--- Start Records supplied ---

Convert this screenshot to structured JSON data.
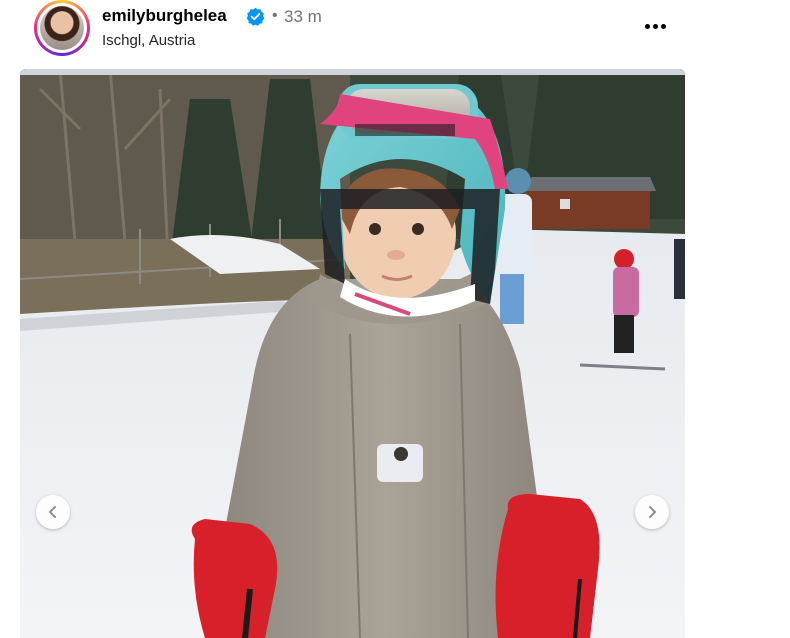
{
  "post": {
    "username": "emilyburghelea",
    "verified": true,
    "separator": "•",
    "time_ago": "33 m",
    "location": "Ischgl, Austria"
  },
  "icons": {
    "verified": "verified-badge-icon",
    "more": "more-options-icon",
    "prev": "chevron-left-icon",
    "next": "chevron-right-icon"
  },
  "colors": {
    "verified_blue": "#0095f6",
    "secondary_text": "#737373",
    "jacket": "#a39c90",
    "mittens": "#d8202a",
    "helmet": "#6fc9cf",
    "goggle_strap": "#e0437e"
  }
}
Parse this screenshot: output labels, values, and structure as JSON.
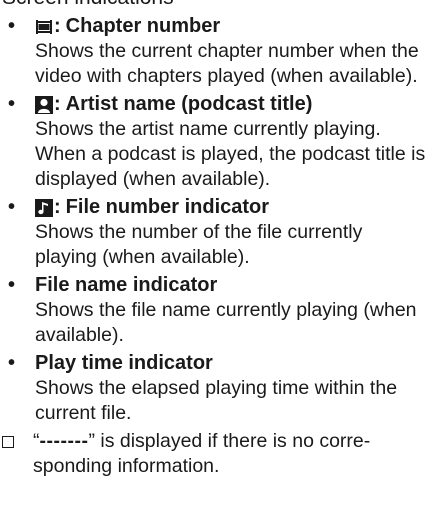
{
  "cut_heading": "Screen indications",
  "items": [
    {
      "icon": "chapter-icon",
      "title": "Chapter number",
      "desc": "Shows the current chapter number when the video with chapters played (when available)."
    },
    {
      "icon": "artist-icon",
      "title": "Artist name (podcast title)",
      "desc": "Shows the artist name currently playing. When a podcast is played, the podcast title is displayed (when available)."
    },
    {
      "icon": "music-note-icon",
      "title": "File number indicator",
      "desc": "Shows the number of the file currently playing (when available)."
    },
    {
      "icon": "",
      "title": "File name indicator",
      "desc": "Shows the file name currently playing (when available)."
    },
    {
      "icon": "",
      "title": "Play time indicator",
      "desc": "Shows the elapsed playing time within the current file."
    }
  ],
  "bullet_char": "•",
  "colon": ":",
  "note": {
    "open_quote": "“",
    "dashes": "-------",
    "close_and_text": "” is displayed if there is no corre-sponding information."
  }
}
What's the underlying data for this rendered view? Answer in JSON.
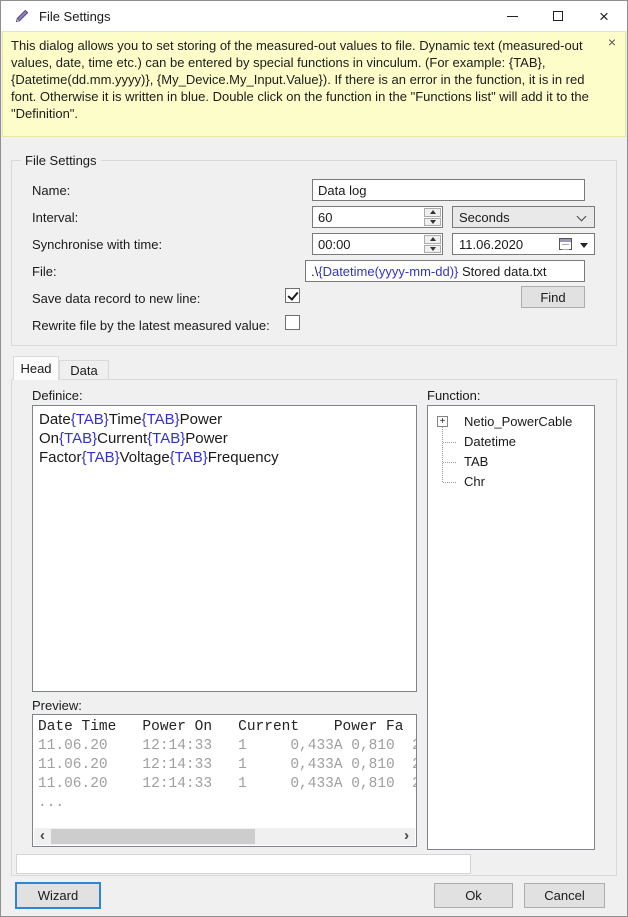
{
  "window": {
    "title": "File Settings"
  },
  "banner": {
    "text": "This dialog allows you to set storing of the measured-out values to file. Dynamic text (measured-out values, date, time etc.) can be entered by special functions in vinculum. (For example: {TAB}, {Datetime(dd.mm.yyyy)}, {My_Device.My_Input.Value}). If there is an error in the function, it is in red font. Otherwise it is written in blue. Double click on the function in the \"Functions list\" will add it to the \"Definition\".",
    "close": "×",
    "background": "#fdfdca"
  },
  "group": {
    "legend": "File Settings",
    "rows": {
      "name": {
        "label": "Name:",
        "value": "Data log"
      },
      "interval": {
        "label": "Interval:",
        "value": "60",
        "unit": "Seconds"
      },
      "sync": {
        "label": "Synchronise with time:",
        "time": "00:00",
        "date": "11.06.2020"
      },
      "file": {
        "label": "File:",
        "segments": [
          {
            "text": ".\\",
            "type": "plain"
          },
          {
            "text": "{Datetime(yyyy-mm-dd)}",
            "type": "func"
          },
          {
            "text": " Stored data.txt",
            "type": "plain"
          }
        ]
      },
      "save_line": {
        "label": "Save data record to new line:",
        "checked": true
      },
      "rewrite": {
        "label": "Rewrite file by the latest measured value:",
        "checked": false
      }
    },
    "find_button": "Find"
  },
  "tabs": {
    "head": "Head",
    "data": "Data"
  },
  "definition": {
    "label": "Definice:",
    "segments": [
      {
        "text": "Date",
        "type": "plain"
      },
      {
        "text": "{TAB}",
        "type": "func"
      },
      {
        "text": "Time",
        "type": "plain"
      },
      {
        "text": "{TAB}",
        "type": "func"
      },
      {
        "text": "Power On",
        "type": "plain"
      },
      {
        "text": "{TAB}",
        "type": "func"
      },
      {
        "text": "Current",
        "type": "plain"
      },
      {
        "text": "{TAB}",
        "type": "func"
      },
      {
        "text": "Power Factor",
        "type": "plain"
      },
      {
        "text": "{TAB}",
        "type": "func"
      },
      {
        "text": "Voltage",
        "type": "plain"
      },
      {
        "text": "{TAB}",
        "type": "func"
      },
      {
        "text": "Frequency",
        "type": "plain"
      }
    ]
  },
  "functions": {
    "label": "Function:",
    "items": [
      {
        "label": "Netio_PowerCable",
        "expandable": true
      },
      {
        "label": "Datetime",
        "expandable": false
      },
      {
        "label": "TAB",
        "expandable": false
      },
      {
        "label": "Chr",
        "expandable": false
      }
    ]
  },
  "preview": {
    "label": "Preview:",
    "lines": [
      {
        "text": "Date Time   Power On   Current    Power Fa",
        "style": "header"
      },
      {
        "text": "11.06.20    12:14:33   1     0,433A 0,810  2",
        "style": "data"
      },
      {
        "text": "11.06.20    12:14:33   1     0,433A 0,810  2",
        "style": "data"
      },
      {
        "text": "11.06.20    12:14:33   1     0,433A 0,810  2",
        "style": "data"
      },
      {
        "text": "...",
        "style": "data"
      }
    ]
  },
  "footer": {
    "wizard": "Wizard",
    "ok": "Ok",
    "cancel": "Cancel"
  },
  "colors": {
    "function_text": "#3333cc",
    "banner_bg": "#fdfdca"
  }
}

--- End Records supplied ---

Repeat the lines above exactly, and keep every picture out.

Convert this screenshot to structured JSON data.
{
  "post": {
    "username": "emilyburghelea",
    "verified": true,
    "separator": "•",
    "time_ago": "33 m",
    "location": "Ischgl, Austria"
  },
  "icons": {
    "verified": "verified-badge-icon",
    "more": "more-options-icon",
    "prev": "chevron-left-icon",
    "next": "chevron-right-icon"
  },
  "colors": {
    "verified_blue": "#0095f6",
    "secondary_text": "#737373",
    "jacket": "#a39c90",
    "mittens": "#d8202a",
    "helmet": "#6fc9cf",
    "goggle_strap": "#e0437e"
  }
}
Parse this screenshot: output labels, values, and structure as JSON.
{
  "cut_heading": "Screen indications",
  "items": [
    {
      "icon": "chapter-icon",
      "title": "Chapter number",
      "desc": "Shows the current chapter number when the video with chapters played (when available)."
    },
    {
      "icon": "artist-icon",
      "title": "Artist name (podcast title)",
      "desc": "Shows the artist name currently playing. When a podcast is played, the podcast title is displayed (when available)."
    },
    {
      "icon": "music-note-icon",
      "title": "File number indicator",
      "desc": "Shows the number of the file currently playing (when available)."
    },
    {
      "icon": "",
      "title": "File name indicator",
      "desc": "Shows the file name currently playing (when available)."
    },
    {
      "icon": "",
      "title": "Play time indicator",
      "desc": "Shows the elapsed playing time within the current file."
    }
  ],
  "bullet_char": "•",
  "colon": ":",
  "note": {
    "open_quote": "“",
    "dashes": "-------",
    "close_and_text": "” is displayed if there is no corre-sponding information."
  }
}
What's the underlying data for this rendered view? Answer in JSON.
{
  "window": {
    "title": "File Settings"
  },
  "banner": {
    "text": "This dialog allows you to set storing of the measured-out values to file. Dynamic text (measured-out values, date, time etc.) can be entered by special functions in vinculum. (For example: {TAB}, {Datetime(dd.mm.yyyy)}, {My_Device.My_Input.Value}). If there is an error in the function, it is in red font. Otherwise it is written in blue. Double click on the function in the \"Functions list\" will add it to the \"Definition\".",
    "close": "×",
    "background": "#fdfdca"
  },
  "group": {
    "legend": "File Settings",
    "rows": {
      "name": {
        "label": "Name:",
        "value": "Data log"
      },
      "interval": {
        "label": "Interval:",
        "value": "60",
        "unit": "Seconds"
      },
      "sync": {
        "label": "Synchronise with time:",
        "time": "00:00",
        "date": "11.06.2020"
      },
      "file": {
        "label": "File:",
        "segments": [
          {
            "text": ".\\",
            "type": "plain"
          },
          {
            "text": "{Datetime(yyyy-mm-dd)}",
            "type": "func"
          },
          {
            "text": " Stored data.txt",
            "type": "plain"
          }
        ]
      },
      "save_line": {
        "label": "Save data record to new line:",
        "checked": true
      },
      "rewrite": {
        "label": "Rewrite file by the latest measured value:",
        "checked": false
      }
    },
    "find_button": "Find"
  },
  "tabs": {
    "head": "Head",
    "data": "Data"
  },
  "definition": {
    "label": "Definice:",
    "segments": [
      {
        "text": "Date",
        "type": "plain"
      },
      {
        "text": "{TAB}",
        "type": "func"
      },
      {
        "text": "Time",
        "type": "plain"
      },
      {
        "text": "{TAB}",
        "type": "func"
      },
      {
        "text": "Power On",
        "type": "plain"
      },
      {
        "text": "{TAB}",
        "type": "func"
      },
      {
        "text": "Current",
        "type": "plain"
      },
      {
        "text": "{TAB}",
        "type": "func"
      },
      {
        "text": "Power Factor",
        "type": "plain"
      },
      {
        "text": "{TAB}",
        "type": "func"
      },
      {
        "text": "Voltage",
        "type": "plain"
      },
      {
        "text": "{TAB}",
        "type": "func"
      },
      {
        "text": "Frequency",
        "type": "plain"
      }
    ]
  },
  "functions": {
    "label": "Function:",
    "items": [
      {
        "label": "Netio_PowerCable",
        "expandable": true
      },
      {
        "label": "Datetime",
        "expandable": false
      },
      {
        "label": "TAB",
        "expandable": false
      },
      {
        "label": "Chr",
        "expandable": false
      }
    ]
  },
  "preview": {
    "label": "Preview:",
    "lines": [
      {
        "text": "Date Time   Power On   Current    Power Fa",
        "style": "header"
      },
      {
        "text": "11.06.20    12:14:33   1     0,433A 0,810  2",
        "style": "data"
      },
      {
        "text": "11.06.20    12:14:33   1     0,433A 0,810  2",
        "style": "data"
      },
      {
        "text": "11.06.20    12:14:33   1     0,433A 0,810  2",
        "style": "data"
      },
      {
        "text": "...",
        "style": "data"
      }
    ]
  },
  "footer": {
    "wizard": "Wizard",
    "ok": "Ok",
    "cancel": "Cancel"
  },
  "colors": {
    "function_text": "#3333cc",
    "banner_bg": "#fdfdca"
  }
}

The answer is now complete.